Data entries:
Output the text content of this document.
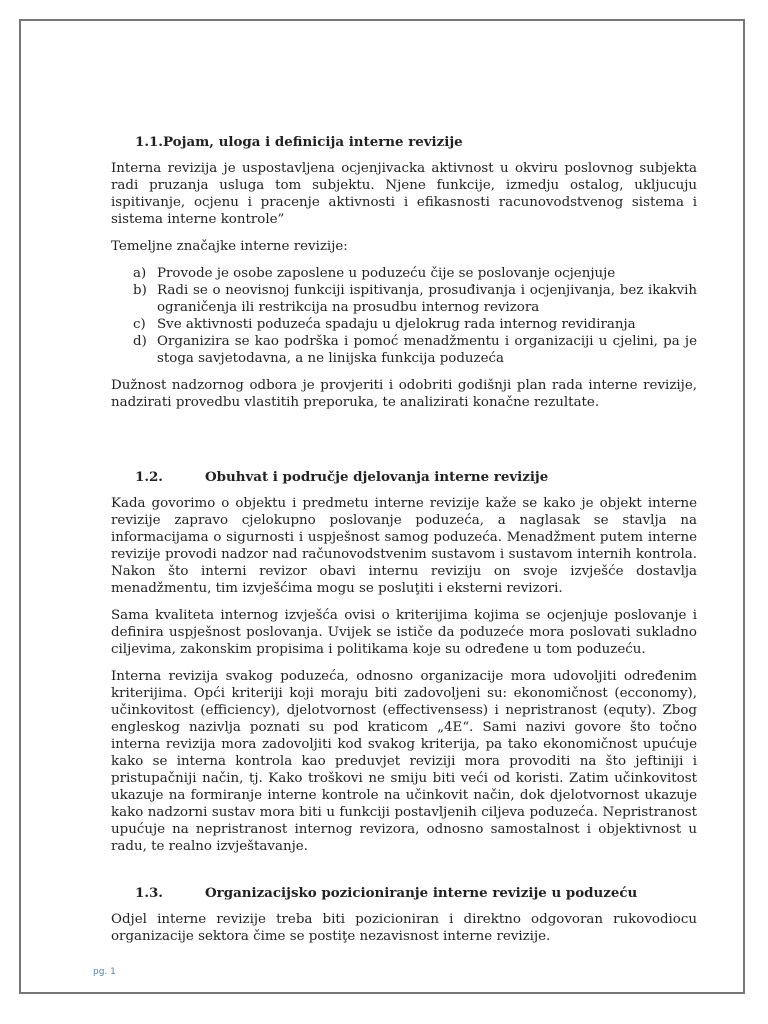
1.1.Pojam, uloga i definicija interne revizije

Interna revizija je uspostavljena ocjenjivacka aktivnost u okviru poslovnog subjekta radi pruzanja usluga tom subjektu. Njene funkcije, izmedju ostalog, ukljucuju ispitivanje, ocjenu i pracenje aktivnosti i efikasnosti racunovodstvenog sistema i sistema interne kontrole”

Temeljne značajke interne revizije:

a) Provode je osobe zaposlene u poduzeću čije se poslovanje ocjenjuje
b) Radi se o neovisnoj funkciji ispitivanja, prosuđivanja i ocjenjivanja, bez ikakvih ograničenja ili restrikcija na prosudbu internog revizora
c) Sve aktivnosti poduzeća spadaju u djelokrug rada internog revidiranja
d) Organizira se kao podrška i pomoć menadžmentu i organizaciji u cjelini, pa je stoga savjetodavna, a ne linijska funkcija poduzeća

Dužnost nadzornog odbora je provjeriti i odobriti godišnji plan rada interne revizije, nadzirati provedbu vlastitih preporuka, te analizirati konačne rezultate.

1.2.	Obuhvat i područje djelovanja interne revizije

Kada govorimo o objektu i predmetu interne revizije kaže se kako je objekt interne revizije zapravo cjelokupno poslovanje poduzeća, a naglasak se stavlja na informacijama o sigurnosti i uspješnost samog poduzeća. Menadžment putem interne revizije provodi nadzor nad računovodstvenim sustavom i sustavom internih kontrola. Nakon što interni revizor obavi internu reviziju on svoje izvješće dostavlja menadžmentu, tim izvješćima mogu se posluţiti i eksterni revizori.

Sama kvaliteta internog izvješća ovisi o kriterijima kojima se ocjenjuje poslovanje i definira uspješnost poslovanja. Uvijek se ističe da poduzeće mora poslovati sukladno ciljevima, zakonskim propisima i politikama koje su određene u tom poduzeću.

Interna revizija svakog poduzeća, odnosno organizacije mora udovoljiti određenim kriterijima. Opći kriteriji koji moraju biti zadovoljeni su: ekonomičnost (ecconomy), učinkovitost (efficiency), djelotvornost (effectivensess) i nepristranost (equty). Zbog engleskog nazivlja poznati su pod kraticom „4E“. Sami nazivi govore što točno interna revizija mora zadovoljiti kod svakog kriterija, pa tako ekonomičnost upućuje kako se interna kontrola kao preduvjet reviziji mora provoditi na što jeftiniji i pristupačniji način, tj. Kako troškovi ne smiju biti veći od koristi. Zatim učinkovitost ukazuje na formiranje interne kontrole na učinkovit način, dok djelotvornost ukazuje kako nadzorni sustav mora biti u funkciji postavljenih ciljeva poduzeća. Nepristranost upućuje na nepristranost internog revizora, odnosno samostalnost i objektivnost u radu, te realno izvještavanje.

1.3.	Organizacijsko pozicioniranje interne revizije u poduzeću

Odjel interne revizije treba biti pozicioniran i direktno odgovoran rukovodiocu organizacije sektora čime se postiţe nezavisnost interne revizije.

pg. 1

Problem: Print all the records again exactly; do not include any picture.

Problem solution:
Output the text content of this document.
1.1.Pojam, uloga i definicija interne revizije

Interna revizija je uspostavljena ocjenjivacka aktivnost u okviru poslovnog subjekta radi pruzanja usluga tom subjektu. Njene funkcije, izmedju ostalog, ukljucuju ispitivanje, ocjenu i pracenje aktivnosti i efikasnosti racunovodstvenog sistema i sistema interne kontrole”

Temeljne značajke interne revizije:

a) Provode je osobe zaposlene u poduzeću čije se poslovanje ocjenjuje
b) Radi se o neovisnoj funkciji ispitivanja, prosuđivanja i ocjenjivanja, bez ikakvih ograničenja ili restrikcija na prosudbu internog revizora
c) Sve aktivnosti poduzeća spadaju u djelokrug rada internog revidiranja
d) Organizira se kao podrška i pomoć menadžmentu i organizaciji u cjelini, pa je stoga savjetodavna, a ne linijska funkcija poduzeća

Dužnost nadzornog odbora je provjeriti i odobriti godišnji plan rada interne revizije, nadzirati provedbu vlastitih preporuka, te analizirati konačne rezultate.

1.2.	Obuhvat i područje djelovanja interne revizije

Kada govorimo o objektu i predmetu interne revizije kaže se kako je objekt interne revizije zapravo cjelokupno poslovanje poduzeća, a naglasak se stavlja na informacijama o sigurnosti i uspješnost samog poduzeća. Menadžment putem interne revizije provodi nadzor nad računovodstvenim sustavom i sustavom internih kontrola. Nakon što interni revizor obavi internu reviziju on svoje izvješće dostavlja menadžmentu, tim izvješćima mogu se posluţiti i eksterni revizori.

Sama kvaliteta internog izvješća ovisi o kriterijima kojima se ocjenjuje poslovanje i definira uspješnost poslovanja. Uvijek se ističe da poduzeće mora poslovati sukladno ciljevima, zakonskim propisima i politikama koje su određene u tom poduzeću.

Interna revizija svakog poduzeća, odnosno organizacije mora udovoljiti određenim kriterijima. Opći kriteriji koji moraju biti zadovoljeni su: ekonomičnost (ecconomy), učinkovitost (efficiency), djelotvornost (effectivensess) i nepristranost (equty). Zbog engleskog nazivlja poznati su pod kraticom „4E“. Sami nazivi govore što točno interna revizija mora zadovoljiti kod svakog kriterija, pa tako ekonomičnost upućuje kako se interna kontrola kao preduvjet reviziji mora provoditi na što jeftiniji i pristupačniji način, tj. Kako troškovi ne smiju biti veći od koristi. Zatim učinkovitost ukazuje na formiranje interne kontrole na učinkovit način, dok djelotvornost ukazuje kako nadzorni sustav mora biti u funkciji postavljenih ciljeva poduzeća. Nepristranost upućuje na nepristranost internog revizora, odnosno samostalnost i objektivnost u radu, te realno izvještavanje.

1.3.	Organizacijsko pozicioniranje interne revizije u poduzeću

Odjel interne revizije treba biti pozicioniran i direktno odgovoran rukovodiocu organizacije sektora čime se postiţe nezavisnost interne revizije.

pg. 1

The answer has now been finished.